• [OBJECTIVE] From the entries below, gather each line containing the word "this".
─── DATASET RECORDS
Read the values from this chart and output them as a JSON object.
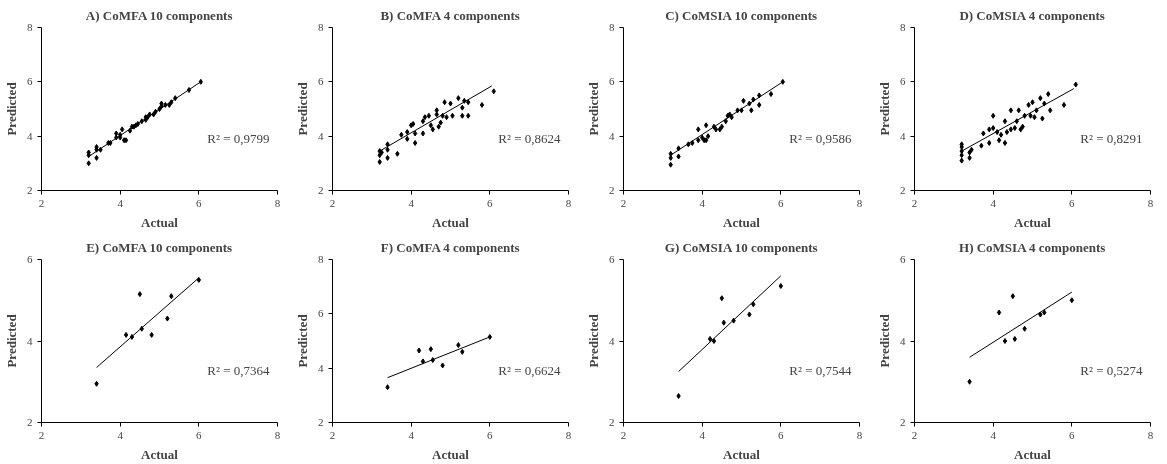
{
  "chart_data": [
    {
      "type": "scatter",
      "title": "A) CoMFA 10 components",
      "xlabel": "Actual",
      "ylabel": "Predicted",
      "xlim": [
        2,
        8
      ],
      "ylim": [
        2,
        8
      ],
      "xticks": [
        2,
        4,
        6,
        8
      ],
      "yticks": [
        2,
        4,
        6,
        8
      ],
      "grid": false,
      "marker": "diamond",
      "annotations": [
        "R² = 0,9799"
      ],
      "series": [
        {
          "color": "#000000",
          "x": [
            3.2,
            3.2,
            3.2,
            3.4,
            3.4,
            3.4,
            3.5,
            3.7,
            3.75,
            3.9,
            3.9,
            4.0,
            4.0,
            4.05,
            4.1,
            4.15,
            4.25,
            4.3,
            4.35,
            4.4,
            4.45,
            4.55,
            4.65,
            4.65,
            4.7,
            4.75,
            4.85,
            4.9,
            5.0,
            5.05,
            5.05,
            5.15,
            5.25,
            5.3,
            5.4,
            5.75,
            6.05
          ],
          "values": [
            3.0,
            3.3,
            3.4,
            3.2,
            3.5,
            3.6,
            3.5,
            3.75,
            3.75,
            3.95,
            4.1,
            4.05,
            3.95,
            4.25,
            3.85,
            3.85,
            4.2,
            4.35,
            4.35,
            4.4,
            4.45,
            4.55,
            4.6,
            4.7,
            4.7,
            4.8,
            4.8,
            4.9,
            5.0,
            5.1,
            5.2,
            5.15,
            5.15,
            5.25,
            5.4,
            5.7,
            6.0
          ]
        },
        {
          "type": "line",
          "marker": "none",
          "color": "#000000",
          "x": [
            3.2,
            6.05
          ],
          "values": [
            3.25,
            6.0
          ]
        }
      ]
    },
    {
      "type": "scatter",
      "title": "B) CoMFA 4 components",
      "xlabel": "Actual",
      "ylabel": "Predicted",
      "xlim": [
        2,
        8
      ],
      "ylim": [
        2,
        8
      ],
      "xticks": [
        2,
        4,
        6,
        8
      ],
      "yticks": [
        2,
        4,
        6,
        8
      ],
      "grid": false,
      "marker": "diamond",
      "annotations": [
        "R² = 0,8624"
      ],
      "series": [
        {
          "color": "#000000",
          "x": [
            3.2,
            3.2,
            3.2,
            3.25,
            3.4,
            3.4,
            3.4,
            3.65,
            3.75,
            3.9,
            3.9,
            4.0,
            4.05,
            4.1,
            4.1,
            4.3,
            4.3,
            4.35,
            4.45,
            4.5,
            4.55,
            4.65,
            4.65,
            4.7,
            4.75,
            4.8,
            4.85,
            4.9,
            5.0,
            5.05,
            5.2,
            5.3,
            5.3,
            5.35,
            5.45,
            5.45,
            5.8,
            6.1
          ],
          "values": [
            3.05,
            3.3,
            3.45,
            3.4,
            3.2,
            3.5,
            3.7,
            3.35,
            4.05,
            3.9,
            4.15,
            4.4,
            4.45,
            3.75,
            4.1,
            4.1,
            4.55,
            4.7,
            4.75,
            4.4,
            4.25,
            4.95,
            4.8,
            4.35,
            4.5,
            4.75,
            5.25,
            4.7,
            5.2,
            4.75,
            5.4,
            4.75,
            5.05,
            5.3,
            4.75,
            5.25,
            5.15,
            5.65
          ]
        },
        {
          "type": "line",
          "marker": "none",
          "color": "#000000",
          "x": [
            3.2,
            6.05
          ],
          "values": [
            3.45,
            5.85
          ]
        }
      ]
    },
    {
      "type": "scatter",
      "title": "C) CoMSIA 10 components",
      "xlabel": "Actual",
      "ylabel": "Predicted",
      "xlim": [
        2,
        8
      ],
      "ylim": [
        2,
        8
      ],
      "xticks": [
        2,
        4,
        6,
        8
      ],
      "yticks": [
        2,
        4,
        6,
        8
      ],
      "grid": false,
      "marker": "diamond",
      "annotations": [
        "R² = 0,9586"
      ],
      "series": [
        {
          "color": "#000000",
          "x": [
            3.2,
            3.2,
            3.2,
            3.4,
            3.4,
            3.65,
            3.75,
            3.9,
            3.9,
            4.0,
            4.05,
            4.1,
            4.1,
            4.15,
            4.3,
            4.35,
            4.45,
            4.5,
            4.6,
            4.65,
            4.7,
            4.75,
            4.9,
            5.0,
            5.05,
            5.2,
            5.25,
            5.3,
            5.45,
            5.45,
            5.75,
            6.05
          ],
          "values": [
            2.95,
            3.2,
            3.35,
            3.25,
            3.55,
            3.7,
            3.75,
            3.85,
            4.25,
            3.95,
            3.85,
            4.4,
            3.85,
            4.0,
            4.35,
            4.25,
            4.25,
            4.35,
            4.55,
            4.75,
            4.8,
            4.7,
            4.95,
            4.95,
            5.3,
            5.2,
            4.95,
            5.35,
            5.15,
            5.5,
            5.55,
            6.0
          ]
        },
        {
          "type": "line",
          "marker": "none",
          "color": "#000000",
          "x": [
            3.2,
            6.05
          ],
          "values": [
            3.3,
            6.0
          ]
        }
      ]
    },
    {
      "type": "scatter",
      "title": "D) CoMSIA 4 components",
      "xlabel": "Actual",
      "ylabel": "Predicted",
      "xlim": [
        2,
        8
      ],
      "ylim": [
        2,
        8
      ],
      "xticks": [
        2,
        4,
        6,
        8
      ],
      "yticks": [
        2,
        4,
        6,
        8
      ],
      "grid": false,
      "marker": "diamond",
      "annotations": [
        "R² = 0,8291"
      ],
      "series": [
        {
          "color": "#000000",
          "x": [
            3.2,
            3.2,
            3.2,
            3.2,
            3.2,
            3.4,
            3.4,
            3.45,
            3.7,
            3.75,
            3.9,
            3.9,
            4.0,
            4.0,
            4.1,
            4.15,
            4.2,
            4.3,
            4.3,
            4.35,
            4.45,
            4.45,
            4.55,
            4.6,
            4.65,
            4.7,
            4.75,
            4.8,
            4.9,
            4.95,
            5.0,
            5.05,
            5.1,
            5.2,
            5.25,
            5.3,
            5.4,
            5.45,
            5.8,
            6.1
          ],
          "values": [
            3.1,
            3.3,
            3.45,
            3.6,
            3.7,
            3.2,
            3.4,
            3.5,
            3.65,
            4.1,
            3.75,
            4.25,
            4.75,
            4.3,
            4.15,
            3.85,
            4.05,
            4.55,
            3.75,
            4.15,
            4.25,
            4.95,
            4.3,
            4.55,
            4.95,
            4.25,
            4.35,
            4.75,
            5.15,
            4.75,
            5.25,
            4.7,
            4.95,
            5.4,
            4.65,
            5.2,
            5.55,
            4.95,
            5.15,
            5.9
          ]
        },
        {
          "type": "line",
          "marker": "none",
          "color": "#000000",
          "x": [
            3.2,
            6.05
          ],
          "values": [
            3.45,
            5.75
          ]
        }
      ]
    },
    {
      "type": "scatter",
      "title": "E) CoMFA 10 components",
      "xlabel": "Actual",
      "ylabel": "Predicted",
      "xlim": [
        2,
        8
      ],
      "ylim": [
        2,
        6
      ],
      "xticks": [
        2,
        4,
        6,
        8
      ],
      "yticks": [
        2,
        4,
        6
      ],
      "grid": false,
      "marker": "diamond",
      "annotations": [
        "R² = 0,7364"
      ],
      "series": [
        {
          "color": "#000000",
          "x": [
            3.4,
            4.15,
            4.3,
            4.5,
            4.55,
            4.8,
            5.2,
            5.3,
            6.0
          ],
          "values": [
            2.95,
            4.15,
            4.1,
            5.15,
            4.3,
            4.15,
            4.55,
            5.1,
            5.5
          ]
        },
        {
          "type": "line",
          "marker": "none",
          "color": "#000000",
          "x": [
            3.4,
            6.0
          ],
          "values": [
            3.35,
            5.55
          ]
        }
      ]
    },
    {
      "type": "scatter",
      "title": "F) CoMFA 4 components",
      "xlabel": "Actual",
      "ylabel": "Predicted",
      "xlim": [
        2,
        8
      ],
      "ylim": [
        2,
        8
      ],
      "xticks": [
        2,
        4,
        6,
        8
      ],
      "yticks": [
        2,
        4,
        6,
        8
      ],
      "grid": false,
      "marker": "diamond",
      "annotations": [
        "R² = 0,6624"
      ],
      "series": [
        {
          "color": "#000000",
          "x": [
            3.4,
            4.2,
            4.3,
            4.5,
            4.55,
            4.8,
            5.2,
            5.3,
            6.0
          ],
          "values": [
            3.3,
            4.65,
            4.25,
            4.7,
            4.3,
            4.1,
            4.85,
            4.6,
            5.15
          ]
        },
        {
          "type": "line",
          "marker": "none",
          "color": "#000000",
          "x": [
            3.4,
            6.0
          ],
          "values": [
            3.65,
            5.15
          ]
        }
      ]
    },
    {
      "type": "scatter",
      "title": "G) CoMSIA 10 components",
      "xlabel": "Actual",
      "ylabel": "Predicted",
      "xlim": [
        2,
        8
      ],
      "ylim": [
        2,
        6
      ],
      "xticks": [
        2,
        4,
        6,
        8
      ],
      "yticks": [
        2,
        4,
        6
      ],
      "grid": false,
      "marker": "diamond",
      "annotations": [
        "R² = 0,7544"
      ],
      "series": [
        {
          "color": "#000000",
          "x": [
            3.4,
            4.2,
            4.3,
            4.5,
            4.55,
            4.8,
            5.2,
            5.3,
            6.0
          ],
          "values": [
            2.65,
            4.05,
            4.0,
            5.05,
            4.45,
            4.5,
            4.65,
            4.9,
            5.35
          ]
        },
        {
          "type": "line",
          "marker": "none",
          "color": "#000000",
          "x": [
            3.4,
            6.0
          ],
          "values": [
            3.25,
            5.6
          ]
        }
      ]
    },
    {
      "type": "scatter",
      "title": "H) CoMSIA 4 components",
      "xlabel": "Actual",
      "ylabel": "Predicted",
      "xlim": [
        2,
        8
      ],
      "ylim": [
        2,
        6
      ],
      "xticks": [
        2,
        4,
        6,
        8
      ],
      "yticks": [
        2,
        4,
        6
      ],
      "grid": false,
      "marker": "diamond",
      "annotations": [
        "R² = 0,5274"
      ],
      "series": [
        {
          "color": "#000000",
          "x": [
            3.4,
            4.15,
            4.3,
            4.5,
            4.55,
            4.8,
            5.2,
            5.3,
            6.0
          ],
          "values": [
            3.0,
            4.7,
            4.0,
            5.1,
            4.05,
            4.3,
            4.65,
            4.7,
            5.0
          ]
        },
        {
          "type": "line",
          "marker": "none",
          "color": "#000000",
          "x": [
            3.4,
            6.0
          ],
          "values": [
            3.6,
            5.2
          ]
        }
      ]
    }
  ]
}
──────
─── DATASET RECORDS
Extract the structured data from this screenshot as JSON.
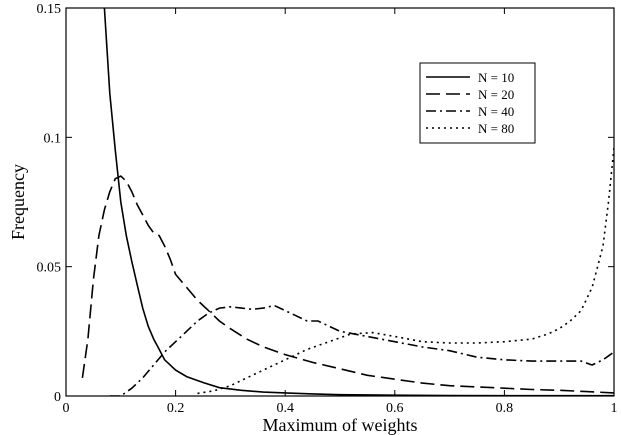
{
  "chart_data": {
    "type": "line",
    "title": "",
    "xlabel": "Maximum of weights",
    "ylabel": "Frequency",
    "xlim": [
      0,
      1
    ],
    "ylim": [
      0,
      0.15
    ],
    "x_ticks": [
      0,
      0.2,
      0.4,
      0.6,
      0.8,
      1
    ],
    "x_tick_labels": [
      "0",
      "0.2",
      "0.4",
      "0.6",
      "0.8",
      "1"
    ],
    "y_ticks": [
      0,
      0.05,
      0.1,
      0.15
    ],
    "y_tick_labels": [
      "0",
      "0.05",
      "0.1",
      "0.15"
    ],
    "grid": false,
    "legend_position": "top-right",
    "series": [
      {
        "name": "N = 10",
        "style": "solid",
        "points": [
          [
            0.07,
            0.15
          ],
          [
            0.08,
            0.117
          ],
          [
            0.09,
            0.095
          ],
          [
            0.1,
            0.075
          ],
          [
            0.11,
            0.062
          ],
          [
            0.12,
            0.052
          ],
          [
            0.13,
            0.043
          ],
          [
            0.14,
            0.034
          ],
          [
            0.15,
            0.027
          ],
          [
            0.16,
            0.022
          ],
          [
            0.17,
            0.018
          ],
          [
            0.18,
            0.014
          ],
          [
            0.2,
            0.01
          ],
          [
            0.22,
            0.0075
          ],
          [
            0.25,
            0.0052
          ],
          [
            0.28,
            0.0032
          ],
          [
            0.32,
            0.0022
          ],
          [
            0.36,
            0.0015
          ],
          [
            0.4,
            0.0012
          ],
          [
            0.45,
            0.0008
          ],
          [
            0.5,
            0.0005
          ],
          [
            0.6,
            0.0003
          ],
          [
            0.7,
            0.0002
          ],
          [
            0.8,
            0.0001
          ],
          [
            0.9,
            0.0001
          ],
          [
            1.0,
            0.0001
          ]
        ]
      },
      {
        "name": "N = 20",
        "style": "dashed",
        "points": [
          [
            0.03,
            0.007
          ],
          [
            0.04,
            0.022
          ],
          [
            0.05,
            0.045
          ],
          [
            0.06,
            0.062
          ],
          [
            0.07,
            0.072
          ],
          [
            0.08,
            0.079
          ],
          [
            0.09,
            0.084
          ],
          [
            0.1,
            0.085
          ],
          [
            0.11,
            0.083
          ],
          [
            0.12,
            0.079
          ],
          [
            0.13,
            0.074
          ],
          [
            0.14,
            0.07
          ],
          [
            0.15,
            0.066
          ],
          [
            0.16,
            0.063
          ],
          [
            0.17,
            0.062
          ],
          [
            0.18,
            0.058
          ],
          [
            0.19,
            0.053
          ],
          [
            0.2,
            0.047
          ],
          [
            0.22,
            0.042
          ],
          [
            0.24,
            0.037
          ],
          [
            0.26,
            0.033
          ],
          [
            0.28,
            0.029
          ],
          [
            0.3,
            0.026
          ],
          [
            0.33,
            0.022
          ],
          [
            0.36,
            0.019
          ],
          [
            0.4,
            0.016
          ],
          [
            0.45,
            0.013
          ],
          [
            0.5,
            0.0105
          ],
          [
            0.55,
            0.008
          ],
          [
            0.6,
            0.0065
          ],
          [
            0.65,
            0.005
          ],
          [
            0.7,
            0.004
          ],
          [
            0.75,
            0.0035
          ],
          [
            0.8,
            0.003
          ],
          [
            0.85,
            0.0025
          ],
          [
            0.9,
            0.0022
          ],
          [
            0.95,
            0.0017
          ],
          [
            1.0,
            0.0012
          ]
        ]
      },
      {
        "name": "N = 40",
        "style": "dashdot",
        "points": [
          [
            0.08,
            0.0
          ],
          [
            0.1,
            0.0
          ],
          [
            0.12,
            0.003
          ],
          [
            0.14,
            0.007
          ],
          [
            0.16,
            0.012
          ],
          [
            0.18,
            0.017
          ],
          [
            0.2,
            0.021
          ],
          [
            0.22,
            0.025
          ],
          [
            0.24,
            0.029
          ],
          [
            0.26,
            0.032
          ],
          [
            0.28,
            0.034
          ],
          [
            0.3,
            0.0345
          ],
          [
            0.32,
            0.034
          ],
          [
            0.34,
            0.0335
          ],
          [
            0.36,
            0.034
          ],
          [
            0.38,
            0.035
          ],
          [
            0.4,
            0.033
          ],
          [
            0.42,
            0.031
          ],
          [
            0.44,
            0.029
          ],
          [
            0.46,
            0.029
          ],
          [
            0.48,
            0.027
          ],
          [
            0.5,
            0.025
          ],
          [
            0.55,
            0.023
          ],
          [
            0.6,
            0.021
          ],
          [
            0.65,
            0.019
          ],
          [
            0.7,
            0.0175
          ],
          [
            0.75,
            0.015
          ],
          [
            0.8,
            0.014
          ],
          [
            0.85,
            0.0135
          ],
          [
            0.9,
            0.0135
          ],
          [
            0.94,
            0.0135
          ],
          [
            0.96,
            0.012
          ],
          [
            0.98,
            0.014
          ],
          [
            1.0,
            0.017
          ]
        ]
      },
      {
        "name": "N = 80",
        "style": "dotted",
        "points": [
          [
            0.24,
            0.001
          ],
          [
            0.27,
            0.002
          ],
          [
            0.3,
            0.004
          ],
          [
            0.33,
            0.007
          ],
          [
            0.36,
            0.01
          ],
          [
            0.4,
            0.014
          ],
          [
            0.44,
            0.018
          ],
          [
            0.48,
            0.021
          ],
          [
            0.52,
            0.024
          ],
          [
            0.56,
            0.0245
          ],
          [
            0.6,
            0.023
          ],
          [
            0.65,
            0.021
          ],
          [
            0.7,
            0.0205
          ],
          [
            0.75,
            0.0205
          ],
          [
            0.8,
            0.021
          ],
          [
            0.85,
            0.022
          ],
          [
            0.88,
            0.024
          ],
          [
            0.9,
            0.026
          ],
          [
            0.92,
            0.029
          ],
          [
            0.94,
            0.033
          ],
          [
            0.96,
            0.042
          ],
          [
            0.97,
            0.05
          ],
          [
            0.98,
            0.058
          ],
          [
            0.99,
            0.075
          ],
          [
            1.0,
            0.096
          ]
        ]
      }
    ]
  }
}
──────
• [THE REPLY]
Read the values from this chart and output them as a JSON object.
Extract the structured data from this screenshot as JSON.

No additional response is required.